YOUR TASK:
Of the lines in this listing, how many contain the word "года"? Give the number and nothing else.

SOURCE MATERIAL:
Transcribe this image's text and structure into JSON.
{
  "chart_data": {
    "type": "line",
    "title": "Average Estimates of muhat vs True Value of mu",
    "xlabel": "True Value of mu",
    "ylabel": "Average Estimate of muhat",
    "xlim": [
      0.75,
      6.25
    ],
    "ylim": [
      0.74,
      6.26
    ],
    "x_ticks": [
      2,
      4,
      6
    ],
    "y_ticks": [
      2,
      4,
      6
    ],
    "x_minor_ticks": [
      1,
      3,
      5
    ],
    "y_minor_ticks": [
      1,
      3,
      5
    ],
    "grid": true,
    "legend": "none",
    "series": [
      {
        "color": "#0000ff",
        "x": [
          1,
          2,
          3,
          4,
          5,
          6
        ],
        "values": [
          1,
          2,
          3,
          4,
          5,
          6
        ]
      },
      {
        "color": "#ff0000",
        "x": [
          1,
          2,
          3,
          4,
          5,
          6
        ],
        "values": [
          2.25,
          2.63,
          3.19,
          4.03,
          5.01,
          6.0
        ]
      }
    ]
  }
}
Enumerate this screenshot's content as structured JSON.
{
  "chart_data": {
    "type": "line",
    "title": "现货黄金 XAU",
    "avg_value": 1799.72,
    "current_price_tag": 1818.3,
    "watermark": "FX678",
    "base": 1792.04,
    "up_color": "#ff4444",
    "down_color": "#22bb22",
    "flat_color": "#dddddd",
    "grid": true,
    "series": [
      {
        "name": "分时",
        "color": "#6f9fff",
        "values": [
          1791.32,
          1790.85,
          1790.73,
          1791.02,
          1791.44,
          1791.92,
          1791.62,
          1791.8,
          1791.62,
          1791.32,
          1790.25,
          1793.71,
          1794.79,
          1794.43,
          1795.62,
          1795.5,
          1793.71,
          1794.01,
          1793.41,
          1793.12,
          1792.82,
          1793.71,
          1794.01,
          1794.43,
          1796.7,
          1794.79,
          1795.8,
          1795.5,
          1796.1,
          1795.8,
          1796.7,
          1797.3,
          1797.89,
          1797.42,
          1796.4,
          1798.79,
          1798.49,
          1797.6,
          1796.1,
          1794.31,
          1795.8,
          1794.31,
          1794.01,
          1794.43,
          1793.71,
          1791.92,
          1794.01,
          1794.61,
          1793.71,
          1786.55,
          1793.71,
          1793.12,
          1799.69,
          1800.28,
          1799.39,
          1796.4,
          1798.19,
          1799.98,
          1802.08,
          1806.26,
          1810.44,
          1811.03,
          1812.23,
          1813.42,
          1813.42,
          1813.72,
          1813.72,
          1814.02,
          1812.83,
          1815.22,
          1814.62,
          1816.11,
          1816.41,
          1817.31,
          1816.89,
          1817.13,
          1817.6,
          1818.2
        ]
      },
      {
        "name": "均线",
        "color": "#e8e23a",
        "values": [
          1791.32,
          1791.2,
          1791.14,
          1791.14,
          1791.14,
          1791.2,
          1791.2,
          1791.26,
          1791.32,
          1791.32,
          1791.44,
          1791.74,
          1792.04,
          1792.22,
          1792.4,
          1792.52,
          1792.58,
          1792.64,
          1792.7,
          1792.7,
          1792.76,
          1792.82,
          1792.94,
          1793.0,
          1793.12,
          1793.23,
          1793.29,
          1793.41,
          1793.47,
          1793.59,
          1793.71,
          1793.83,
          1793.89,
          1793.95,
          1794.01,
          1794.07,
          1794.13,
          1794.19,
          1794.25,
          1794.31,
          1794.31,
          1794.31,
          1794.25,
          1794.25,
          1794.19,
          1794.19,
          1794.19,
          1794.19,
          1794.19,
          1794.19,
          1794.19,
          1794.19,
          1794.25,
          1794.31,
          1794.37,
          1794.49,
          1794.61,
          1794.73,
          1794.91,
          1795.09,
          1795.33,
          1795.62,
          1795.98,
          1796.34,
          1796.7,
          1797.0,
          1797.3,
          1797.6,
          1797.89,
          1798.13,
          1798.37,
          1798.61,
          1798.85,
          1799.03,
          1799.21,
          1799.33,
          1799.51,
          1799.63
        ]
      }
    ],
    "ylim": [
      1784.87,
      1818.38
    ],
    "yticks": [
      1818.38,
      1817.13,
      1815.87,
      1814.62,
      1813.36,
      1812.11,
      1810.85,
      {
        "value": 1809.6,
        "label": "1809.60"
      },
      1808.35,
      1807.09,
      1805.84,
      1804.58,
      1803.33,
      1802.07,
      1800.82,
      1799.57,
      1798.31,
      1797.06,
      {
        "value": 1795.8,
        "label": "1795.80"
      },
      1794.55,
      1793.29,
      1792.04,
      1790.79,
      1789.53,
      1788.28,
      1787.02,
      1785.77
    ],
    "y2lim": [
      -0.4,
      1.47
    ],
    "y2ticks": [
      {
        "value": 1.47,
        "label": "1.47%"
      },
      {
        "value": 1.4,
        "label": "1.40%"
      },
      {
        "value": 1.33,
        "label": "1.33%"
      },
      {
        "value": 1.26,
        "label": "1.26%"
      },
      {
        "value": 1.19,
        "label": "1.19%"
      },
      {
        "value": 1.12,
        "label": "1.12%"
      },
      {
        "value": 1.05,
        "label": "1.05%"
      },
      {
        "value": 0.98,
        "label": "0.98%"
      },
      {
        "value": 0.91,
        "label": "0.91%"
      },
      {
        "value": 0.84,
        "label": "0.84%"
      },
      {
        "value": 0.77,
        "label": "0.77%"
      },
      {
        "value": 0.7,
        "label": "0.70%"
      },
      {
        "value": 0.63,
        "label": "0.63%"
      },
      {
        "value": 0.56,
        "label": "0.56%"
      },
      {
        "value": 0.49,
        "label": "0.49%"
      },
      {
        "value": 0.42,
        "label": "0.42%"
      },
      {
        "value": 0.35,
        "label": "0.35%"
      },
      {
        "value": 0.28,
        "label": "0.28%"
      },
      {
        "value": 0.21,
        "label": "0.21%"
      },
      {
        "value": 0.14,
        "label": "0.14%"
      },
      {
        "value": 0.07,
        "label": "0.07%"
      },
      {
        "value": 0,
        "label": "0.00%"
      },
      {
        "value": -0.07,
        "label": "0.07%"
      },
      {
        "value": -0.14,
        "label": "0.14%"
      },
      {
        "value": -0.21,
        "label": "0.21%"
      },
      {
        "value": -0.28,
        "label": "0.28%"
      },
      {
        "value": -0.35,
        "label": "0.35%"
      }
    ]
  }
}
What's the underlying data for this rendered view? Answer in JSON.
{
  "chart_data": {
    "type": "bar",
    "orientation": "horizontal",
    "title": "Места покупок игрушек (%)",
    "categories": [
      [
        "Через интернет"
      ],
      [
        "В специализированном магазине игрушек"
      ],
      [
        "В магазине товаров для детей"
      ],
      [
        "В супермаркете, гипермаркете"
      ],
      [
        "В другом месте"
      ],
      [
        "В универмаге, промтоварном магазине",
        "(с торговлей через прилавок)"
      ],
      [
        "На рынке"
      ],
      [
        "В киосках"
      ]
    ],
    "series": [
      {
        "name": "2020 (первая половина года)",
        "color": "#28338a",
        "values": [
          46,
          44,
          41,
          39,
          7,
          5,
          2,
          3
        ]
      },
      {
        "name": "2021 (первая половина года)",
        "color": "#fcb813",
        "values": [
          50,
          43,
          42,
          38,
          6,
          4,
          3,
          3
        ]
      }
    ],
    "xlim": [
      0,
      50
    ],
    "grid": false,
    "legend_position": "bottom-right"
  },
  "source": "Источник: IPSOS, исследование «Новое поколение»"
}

REPLY TO THE TASK:
2